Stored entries
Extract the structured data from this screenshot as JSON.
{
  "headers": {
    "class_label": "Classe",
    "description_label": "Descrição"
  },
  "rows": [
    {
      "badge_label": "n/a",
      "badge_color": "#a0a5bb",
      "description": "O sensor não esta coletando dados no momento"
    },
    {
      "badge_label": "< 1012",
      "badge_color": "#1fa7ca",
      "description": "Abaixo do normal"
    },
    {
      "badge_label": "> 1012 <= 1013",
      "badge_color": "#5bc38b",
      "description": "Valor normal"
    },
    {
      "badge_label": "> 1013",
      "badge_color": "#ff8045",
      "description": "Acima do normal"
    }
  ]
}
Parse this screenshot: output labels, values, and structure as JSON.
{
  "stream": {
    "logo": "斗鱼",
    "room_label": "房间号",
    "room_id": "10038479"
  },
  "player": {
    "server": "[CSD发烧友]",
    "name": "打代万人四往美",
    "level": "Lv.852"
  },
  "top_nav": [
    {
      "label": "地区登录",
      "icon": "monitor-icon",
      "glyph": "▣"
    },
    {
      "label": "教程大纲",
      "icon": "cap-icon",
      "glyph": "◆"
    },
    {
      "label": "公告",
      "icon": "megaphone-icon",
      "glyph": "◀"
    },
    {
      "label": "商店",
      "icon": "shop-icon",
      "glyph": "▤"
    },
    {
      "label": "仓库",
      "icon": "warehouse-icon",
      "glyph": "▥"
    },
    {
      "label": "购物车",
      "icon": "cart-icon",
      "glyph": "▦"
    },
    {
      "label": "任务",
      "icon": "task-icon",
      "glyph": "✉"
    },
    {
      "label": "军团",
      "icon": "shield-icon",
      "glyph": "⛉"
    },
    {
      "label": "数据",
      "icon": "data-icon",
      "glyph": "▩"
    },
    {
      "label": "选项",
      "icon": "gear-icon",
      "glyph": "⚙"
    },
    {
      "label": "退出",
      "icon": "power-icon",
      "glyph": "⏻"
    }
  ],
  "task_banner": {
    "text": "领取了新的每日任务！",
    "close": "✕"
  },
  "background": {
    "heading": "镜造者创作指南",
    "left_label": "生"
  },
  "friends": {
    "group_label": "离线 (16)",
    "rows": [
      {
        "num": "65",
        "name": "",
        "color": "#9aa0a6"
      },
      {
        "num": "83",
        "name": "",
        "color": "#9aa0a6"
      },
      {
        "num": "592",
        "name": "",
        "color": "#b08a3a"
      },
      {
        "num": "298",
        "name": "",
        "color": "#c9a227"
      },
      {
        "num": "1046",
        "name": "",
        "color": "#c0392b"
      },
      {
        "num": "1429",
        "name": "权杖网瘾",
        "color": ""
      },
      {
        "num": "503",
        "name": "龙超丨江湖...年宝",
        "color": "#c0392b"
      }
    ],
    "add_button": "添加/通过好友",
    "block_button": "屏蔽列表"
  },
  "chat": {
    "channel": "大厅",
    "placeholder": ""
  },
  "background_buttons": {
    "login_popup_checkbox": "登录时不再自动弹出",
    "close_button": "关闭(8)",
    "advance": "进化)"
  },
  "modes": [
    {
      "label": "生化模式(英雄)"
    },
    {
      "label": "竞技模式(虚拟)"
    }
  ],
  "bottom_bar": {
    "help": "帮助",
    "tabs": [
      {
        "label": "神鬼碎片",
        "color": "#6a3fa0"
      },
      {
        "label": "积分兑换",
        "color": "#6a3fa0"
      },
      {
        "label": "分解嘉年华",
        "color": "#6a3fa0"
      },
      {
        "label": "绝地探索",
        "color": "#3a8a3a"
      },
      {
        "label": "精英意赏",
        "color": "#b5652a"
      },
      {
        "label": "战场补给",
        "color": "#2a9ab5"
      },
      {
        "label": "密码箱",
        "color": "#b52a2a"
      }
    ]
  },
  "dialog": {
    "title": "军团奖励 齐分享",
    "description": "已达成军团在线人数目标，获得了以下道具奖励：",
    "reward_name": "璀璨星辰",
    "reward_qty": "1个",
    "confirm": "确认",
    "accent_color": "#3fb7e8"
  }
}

# REQUIREMENTS:
Return from the data every line that holds "this".

# COMPLETED EXERCISE:
Extract the structured data from this screenshot as JSON.
Parse this screenshot: output labels, values, and structure as JSON.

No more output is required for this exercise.